Exercise directions = Return each line in the recorded data below that contains the string "value".

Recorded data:
=-=-=-=-=

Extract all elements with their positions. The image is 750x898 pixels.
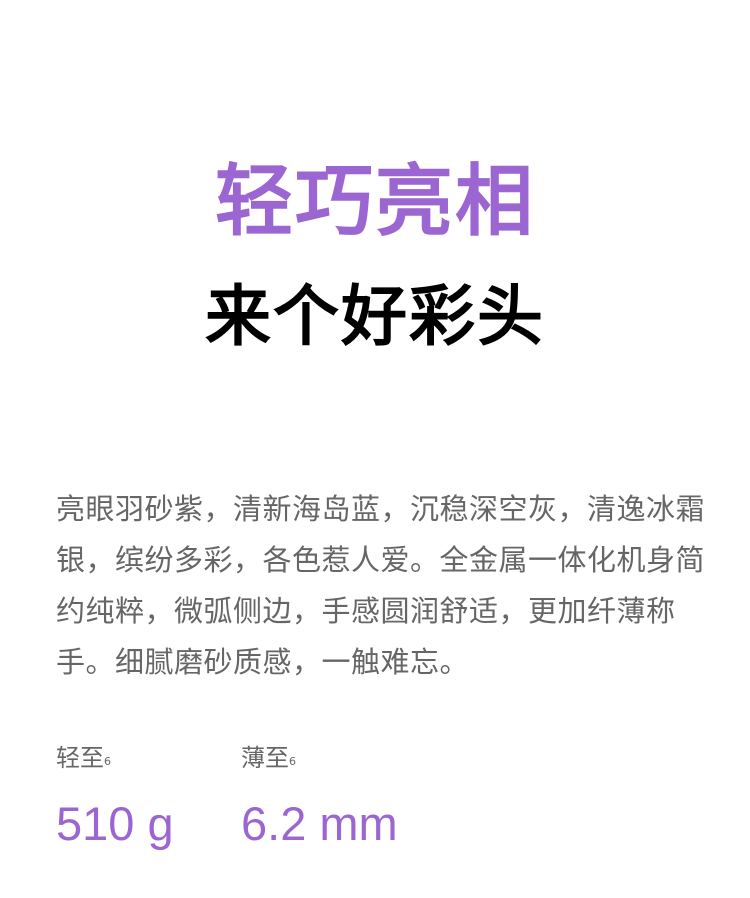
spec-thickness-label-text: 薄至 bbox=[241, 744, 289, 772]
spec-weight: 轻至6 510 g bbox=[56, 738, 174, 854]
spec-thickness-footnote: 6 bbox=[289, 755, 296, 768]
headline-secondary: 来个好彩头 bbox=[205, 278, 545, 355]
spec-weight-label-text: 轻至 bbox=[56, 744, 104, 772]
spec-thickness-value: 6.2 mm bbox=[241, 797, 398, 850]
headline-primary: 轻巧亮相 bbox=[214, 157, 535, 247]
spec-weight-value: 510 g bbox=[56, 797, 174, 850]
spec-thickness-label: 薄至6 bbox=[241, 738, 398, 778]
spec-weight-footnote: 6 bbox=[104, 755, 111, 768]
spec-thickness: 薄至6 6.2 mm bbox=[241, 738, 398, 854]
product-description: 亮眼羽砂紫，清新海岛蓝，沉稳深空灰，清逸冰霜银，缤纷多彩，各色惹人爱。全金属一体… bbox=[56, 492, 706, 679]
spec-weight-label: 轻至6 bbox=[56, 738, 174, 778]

=-=-=-=-=

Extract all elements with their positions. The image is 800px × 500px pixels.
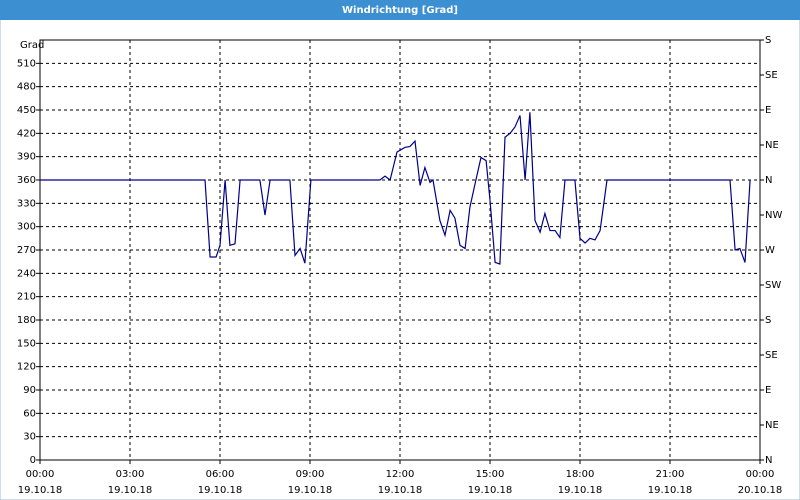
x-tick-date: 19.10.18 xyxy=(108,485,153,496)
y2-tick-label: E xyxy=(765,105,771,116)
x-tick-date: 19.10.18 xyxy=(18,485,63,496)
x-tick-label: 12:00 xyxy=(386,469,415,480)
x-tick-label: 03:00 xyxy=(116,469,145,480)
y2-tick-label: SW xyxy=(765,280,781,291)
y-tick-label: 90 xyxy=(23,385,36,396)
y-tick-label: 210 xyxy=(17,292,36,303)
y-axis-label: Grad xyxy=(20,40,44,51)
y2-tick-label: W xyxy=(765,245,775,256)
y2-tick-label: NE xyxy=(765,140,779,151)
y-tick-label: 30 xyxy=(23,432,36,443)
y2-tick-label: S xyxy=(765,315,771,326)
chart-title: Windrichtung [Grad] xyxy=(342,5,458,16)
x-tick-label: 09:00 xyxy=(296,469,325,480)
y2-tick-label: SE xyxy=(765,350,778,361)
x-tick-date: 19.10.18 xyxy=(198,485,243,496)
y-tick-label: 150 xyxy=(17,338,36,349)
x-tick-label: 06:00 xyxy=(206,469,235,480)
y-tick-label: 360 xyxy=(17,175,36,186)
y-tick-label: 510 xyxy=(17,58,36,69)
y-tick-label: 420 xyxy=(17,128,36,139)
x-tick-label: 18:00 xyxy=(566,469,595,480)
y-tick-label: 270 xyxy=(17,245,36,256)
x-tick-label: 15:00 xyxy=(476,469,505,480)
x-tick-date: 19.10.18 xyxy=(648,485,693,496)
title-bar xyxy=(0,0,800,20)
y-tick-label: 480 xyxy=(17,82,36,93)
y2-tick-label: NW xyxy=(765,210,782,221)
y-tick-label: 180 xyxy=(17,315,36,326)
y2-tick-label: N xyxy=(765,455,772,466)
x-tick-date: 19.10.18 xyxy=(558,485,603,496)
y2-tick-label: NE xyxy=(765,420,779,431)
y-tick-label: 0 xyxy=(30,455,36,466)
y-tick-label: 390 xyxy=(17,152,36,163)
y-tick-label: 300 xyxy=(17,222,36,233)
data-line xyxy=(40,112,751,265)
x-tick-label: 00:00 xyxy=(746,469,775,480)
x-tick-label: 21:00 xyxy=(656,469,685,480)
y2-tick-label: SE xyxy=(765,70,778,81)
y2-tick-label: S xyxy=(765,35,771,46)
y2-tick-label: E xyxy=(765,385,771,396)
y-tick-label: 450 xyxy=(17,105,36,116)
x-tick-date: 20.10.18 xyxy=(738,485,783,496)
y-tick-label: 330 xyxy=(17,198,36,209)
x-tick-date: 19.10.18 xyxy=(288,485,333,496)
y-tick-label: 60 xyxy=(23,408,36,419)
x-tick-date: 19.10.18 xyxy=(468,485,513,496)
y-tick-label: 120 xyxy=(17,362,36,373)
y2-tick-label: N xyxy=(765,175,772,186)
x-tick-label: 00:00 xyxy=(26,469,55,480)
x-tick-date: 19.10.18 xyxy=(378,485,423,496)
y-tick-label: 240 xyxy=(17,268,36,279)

=-=-=-=-=

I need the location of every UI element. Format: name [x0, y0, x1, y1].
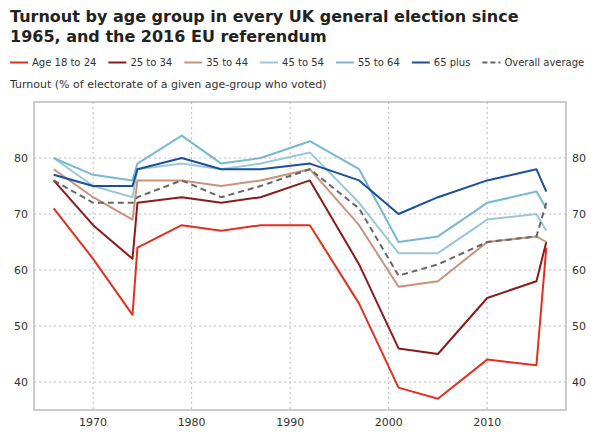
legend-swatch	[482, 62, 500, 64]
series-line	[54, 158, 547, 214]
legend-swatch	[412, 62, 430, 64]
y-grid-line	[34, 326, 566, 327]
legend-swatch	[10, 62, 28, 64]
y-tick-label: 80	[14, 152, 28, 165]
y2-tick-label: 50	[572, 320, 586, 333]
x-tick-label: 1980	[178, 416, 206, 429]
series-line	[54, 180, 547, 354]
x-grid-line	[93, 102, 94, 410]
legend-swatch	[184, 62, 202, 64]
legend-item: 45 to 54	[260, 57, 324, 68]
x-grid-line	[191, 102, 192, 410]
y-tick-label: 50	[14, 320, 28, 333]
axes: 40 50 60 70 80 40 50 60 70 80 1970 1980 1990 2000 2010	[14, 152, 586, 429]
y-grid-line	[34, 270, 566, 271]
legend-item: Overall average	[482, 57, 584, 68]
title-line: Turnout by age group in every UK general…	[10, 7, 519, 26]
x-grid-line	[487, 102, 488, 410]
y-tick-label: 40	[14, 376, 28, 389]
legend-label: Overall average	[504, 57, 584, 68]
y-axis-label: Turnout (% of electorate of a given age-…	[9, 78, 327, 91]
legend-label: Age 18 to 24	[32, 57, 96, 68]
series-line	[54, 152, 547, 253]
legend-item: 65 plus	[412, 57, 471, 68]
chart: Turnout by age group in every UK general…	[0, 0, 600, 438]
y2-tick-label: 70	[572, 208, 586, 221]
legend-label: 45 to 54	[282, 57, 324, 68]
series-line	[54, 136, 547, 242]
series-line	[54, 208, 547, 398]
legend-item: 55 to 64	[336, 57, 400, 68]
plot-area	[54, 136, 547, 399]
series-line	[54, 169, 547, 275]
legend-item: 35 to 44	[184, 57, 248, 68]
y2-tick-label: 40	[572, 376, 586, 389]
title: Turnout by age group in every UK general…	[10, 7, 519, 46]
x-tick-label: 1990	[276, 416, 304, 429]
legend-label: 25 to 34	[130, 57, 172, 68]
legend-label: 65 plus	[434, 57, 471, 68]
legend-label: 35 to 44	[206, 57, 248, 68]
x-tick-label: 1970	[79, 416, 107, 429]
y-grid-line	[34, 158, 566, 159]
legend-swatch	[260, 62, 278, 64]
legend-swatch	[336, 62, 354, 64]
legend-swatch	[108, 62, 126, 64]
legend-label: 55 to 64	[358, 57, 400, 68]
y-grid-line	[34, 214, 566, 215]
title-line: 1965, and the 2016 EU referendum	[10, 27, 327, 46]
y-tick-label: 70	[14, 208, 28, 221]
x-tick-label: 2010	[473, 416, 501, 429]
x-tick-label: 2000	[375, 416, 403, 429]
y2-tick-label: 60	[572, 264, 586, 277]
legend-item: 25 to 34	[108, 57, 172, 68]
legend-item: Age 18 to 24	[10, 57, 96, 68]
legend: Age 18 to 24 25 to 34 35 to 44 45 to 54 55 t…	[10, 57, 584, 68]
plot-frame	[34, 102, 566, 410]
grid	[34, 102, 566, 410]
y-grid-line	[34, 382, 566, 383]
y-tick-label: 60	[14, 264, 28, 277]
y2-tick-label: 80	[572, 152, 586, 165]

=-=-=-=-=

Reply to the task =
spec-thickness-value: 6.2 mm bbox=[241, 797, 398, 850]
spec-weight-value: 510 g bbox=[56, 797, 174, 850]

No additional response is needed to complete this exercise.